Stored records —
※ ※ ※
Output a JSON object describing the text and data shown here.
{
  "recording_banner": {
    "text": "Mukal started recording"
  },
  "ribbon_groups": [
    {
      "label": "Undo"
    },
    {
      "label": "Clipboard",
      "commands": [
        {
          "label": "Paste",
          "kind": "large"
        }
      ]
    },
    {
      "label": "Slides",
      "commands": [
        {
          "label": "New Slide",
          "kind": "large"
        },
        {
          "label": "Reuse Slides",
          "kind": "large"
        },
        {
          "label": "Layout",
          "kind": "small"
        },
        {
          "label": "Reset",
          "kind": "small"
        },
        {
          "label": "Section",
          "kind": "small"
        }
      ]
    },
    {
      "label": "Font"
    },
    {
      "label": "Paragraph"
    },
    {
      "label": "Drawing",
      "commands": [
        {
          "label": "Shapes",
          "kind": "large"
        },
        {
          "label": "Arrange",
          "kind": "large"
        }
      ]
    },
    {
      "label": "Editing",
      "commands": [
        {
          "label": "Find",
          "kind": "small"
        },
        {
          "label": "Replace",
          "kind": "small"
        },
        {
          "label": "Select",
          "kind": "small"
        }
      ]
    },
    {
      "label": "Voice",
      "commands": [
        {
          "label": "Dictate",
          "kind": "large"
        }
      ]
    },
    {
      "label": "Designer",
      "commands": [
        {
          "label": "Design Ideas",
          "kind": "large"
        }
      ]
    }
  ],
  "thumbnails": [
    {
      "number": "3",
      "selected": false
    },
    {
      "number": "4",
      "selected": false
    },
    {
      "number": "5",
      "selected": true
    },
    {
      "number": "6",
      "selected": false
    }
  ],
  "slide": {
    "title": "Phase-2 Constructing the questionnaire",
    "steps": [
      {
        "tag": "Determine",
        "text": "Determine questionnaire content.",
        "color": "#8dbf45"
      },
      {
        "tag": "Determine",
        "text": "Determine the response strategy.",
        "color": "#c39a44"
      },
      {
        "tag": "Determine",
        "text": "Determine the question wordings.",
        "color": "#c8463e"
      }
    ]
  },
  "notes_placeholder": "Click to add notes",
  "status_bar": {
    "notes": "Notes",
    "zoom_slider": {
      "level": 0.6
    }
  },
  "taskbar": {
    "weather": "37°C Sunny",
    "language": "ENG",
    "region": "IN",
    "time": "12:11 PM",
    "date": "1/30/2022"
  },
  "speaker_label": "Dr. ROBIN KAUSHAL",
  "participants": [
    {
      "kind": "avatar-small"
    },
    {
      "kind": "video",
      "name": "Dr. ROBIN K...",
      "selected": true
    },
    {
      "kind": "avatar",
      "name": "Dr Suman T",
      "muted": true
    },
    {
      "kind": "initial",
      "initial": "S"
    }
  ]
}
※ ※ ※
Exactly reproduce the material above.

Solution to this task —
Output a JSON object describing the text and data shown here.
{
  "recording_banner": {
    "text": "Mukal started recording"
  },
  "ribbon_groups": [
    {
      "label": "Undo"
    },
    {
      "label": "Clipboard",
      "commands": [
        {
          "label": "Paste",
          "kind": "large"
        }
      ]
    },
    {
      "label": "Slides",
      "commands": [
        {
          "label": "New Slide",
          "kind": "large"
        },
        {
          "label": "Reuse Slides",
          "kind": "large"
        },
        {
          "label": "Layout",
          "kind": "small"
        },
        {
          "label": "Reset",
          "kind": "small"
        },
        {
          "label": "Section",
          "kind": "small"
        }
      ]
    },
    {
      "label": "Font"
    },
    {
      "label": "Paragraph"
    },
    {
      "label": "Drawing",
      "commands": [
        {
          "label": "Shapes",
          "kind": "large"
        },
        {
          "label": "Arrange",
          "kind": "large"
        }
      ]
    },
    {
      "label": "Editing",
      "commands": [
        {
          "label": "Find",
          "kind": "small"
        },
        {
          "label": "Replace",
          "kind": "small"
        },
        {
          "label": "Select",
          "kind": "small"
        }
      ]
    },
    {
      "label": "Voice",
      "commands": [
        {
          "label": "Dictate",
          "kind": "large"
        }
      ]
    },
    {
      "label": "Designer",
      "commands": [
        {
          "label": "Design Ideas",
          "kind": "large"
        }
      ]
    }
  ],
  "thumbnails": [
    {
      "number": "3",
      "selected": false
    },
    {
      "number": "4",
      "selected": false
    },
    {
      "number": "5",
      "selected": true
    },
    {
      "number": "6",
      "selected": false
    }
  ],
  "slide": {
    "title": "Phase-2 Constructing the questionnaire",
    "steps": [
      {
        "tag": "Determine",
        "text": "Determine questionnaire content.",
        "color": "#8dbf45"
      },
      {
        "tag": "Determine",
        "text": "Determine the response strategy.",
        "color": "#c39a44"
      },
      {
        "tag": "Determine",
        "text": "Determine the question wordings.",
        "color": "#c8463e"
      }
    ]
  },
  "notes_placeholder": "Click to add notes",
  "status_bar": {
    "notes": "Notes",
    "zoom_slider": {
      "level": 0.6
    }
  },
  "taskbar": {
    "weather": "37°C Sunny",
    "language": "ENG",
    "region": "IN",
    "time": "12:11 PM",
    "date": "1/30/2022"
  },
  "speaker_label": "Dr. ROBIN KAUSHAL",
  "participants": [
    {
      "kind": "avatar-small"
    },
    {
      "kind": "video",
      "name": "Dr. ROBIN K...",
      "selected": true
    },
    {
      "kind": "avatar",
      "name": "Dr Suman T",
      "muted": true
    },
    {
      "kind": "initial",
      "initial": "S"
    }
  ]
}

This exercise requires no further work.